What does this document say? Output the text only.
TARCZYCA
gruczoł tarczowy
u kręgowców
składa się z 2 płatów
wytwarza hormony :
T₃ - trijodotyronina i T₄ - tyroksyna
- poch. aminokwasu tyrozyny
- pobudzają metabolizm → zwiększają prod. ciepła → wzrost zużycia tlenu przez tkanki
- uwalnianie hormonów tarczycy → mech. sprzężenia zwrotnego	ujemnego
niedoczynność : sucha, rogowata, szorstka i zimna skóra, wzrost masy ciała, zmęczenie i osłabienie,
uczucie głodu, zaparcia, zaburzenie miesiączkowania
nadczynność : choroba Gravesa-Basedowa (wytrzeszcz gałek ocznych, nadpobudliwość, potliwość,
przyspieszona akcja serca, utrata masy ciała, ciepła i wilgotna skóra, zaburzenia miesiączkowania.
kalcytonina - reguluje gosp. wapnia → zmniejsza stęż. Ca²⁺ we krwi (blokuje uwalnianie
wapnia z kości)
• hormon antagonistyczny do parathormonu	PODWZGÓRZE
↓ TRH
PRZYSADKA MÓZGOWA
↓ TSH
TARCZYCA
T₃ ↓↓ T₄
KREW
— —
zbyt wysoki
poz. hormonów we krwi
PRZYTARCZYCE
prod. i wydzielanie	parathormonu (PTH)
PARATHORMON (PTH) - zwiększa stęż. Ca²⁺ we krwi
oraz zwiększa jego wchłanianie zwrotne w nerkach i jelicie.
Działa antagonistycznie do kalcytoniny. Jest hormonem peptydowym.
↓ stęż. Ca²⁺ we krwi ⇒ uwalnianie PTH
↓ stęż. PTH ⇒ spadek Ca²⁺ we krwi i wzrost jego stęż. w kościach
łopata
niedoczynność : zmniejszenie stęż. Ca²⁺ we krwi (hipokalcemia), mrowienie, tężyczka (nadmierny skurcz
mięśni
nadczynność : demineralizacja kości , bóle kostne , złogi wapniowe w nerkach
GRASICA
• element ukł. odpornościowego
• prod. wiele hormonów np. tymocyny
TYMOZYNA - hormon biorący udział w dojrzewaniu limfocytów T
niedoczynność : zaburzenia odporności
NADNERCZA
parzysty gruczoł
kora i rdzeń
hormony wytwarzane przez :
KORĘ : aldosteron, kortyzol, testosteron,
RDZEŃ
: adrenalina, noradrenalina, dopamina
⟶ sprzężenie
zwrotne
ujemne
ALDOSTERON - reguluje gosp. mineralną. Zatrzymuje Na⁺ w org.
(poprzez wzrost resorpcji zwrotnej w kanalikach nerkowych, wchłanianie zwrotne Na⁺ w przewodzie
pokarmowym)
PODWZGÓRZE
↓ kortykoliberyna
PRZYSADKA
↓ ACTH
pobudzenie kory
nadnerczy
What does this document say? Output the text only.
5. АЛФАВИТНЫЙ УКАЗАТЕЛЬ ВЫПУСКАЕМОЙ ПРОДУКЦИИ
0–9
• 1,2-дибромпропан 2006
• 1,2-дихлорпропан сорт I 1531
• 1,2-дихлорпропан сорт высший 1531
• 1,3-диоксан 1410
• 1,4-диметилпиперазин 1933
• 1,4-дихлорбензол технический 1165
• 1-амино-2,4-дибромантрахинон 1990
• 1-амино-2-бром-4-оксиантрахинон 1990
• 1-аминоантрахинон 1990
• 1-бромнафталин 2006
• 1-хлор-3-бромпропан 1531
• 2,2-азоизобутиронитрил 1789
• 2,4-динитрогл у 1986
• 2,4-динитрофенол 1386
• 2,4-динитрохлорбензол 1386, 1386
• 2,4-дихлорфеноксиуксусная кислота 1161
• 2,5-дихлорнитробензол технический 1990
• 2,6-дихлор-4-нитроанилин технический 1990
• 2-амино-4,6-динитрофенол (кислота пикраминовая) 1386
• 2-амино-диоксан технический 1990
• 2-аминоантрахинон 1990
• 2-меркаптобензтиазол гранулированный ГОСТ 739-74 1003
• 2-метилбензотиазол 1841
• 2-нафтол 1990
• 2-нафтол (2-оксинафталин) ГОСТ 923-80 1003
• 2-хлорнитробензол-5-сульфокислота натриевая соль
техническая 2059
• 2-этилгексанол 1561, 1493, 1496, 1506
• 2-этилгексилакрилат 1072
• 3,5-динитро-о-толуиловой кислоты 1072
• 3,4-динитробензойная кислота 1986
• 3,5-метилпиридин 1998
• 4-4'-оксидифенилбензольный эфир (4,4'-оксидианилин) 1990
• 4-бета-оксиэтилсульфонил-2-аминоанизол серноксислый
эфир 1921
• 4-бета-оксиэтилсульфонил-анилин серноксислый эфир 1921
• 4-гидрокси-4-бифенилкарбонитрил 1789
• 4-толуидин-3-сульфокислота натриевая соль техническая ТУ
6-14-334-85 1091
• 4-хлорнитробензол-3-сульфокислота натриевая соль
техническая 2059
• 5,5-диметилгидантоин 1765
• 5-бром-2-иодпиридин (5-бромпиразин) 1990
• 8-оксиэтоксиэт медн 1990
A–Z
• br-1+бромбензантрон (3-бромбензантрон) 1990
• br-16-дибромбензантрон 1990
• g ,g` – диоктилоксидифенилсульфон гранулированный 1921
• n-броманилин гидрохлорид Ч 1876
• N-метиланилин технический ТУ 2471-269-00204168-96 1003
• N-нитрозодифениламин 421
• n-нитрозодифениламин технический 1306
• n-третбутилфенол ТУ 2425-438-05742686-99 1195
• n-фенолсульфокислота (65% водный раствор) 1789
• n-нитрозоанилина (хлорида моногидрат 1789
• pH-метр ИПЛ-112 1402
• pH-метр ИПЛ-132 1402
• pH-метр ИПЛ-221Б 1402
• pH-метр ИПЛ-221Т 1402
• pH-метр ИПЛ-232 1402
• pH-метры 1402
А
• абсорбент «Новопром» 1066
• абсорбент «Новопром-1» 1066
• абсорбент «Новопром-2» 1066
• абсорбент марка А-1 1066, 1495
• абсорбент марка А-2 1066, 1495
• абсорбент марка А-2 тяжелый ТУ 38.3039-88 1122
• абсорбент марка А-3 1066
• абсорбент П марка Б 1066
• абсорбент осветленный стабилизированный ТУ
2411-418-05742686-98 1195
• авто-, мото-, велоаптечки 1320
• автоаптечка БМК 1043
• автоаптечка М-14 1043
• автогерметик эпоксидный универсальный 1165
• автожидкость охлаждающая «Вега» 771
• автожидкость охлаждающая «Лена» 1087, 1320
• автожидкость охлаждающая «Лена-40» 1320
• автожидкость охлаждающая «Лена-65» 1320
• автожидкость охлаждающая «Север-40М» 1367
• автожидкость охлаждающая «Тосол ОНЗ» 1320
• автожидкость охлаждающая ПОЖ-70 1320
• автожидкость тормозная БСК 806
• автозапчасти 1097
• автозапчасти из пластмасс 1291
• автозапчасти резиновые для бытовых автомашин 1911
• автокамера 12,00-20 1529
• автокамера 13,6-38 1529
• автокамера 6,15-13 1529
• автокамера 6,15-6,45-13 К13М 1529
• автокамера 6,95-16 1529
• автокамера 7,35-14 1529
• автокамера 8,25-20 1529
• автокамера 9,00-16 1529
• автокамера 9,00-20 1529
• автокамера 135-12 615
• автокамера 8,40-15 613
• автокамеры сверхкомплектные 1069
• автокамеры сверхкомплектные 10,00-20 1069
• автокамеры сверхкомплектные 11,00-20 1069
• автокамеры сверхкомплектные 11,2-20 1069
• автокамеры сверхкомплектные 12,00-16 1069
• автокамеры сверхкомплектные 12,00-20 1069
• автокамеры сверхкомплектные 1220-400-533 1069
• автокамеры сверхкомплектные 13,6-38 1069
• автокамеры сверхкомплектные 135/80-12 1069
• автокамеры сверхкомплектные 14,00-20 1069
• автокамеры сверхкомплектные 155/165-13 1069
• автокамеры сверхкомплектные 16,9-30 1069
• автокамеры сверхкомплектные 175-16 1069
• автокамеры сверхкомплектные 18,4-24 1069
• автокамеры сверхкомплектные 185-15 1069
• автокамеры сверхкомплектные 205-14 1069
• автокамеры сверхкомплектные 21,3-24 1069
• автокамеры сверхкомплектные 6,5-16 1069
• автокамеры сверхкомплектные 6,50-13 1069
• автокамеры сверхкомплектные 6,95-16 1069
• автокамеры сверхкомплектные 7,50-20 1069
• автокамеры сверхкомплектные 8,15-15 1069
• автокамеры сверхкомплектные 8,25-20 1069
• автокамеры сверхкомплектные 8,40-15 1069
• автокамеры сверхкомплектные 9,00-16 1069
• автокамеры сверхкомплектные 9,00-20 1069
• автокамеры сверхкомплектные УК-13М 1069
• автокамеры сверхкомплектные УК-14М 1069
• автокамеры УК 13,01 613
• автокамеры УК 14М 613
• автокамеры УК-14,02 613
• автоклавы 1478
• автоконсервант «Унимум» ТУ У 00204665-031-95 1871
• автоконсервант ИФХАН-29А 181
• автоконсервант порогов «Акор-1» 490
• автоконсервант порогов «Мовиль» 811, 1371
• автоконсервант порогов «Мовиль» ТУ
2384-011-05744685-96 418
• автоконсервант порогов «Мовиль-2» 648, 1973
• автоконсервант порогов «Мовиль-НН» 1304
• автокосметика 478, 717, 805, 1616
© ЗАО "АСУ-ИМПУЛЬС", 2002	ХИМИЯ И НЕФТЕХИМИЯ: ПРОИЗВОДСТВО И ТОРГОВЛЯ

--

Description of the task: Take every line from the data that contains the word "сорт".

Full solution:
• 1,2-дихлорпропан сорт I 1531
• 1,2-дихлорпропан сорт высший 1531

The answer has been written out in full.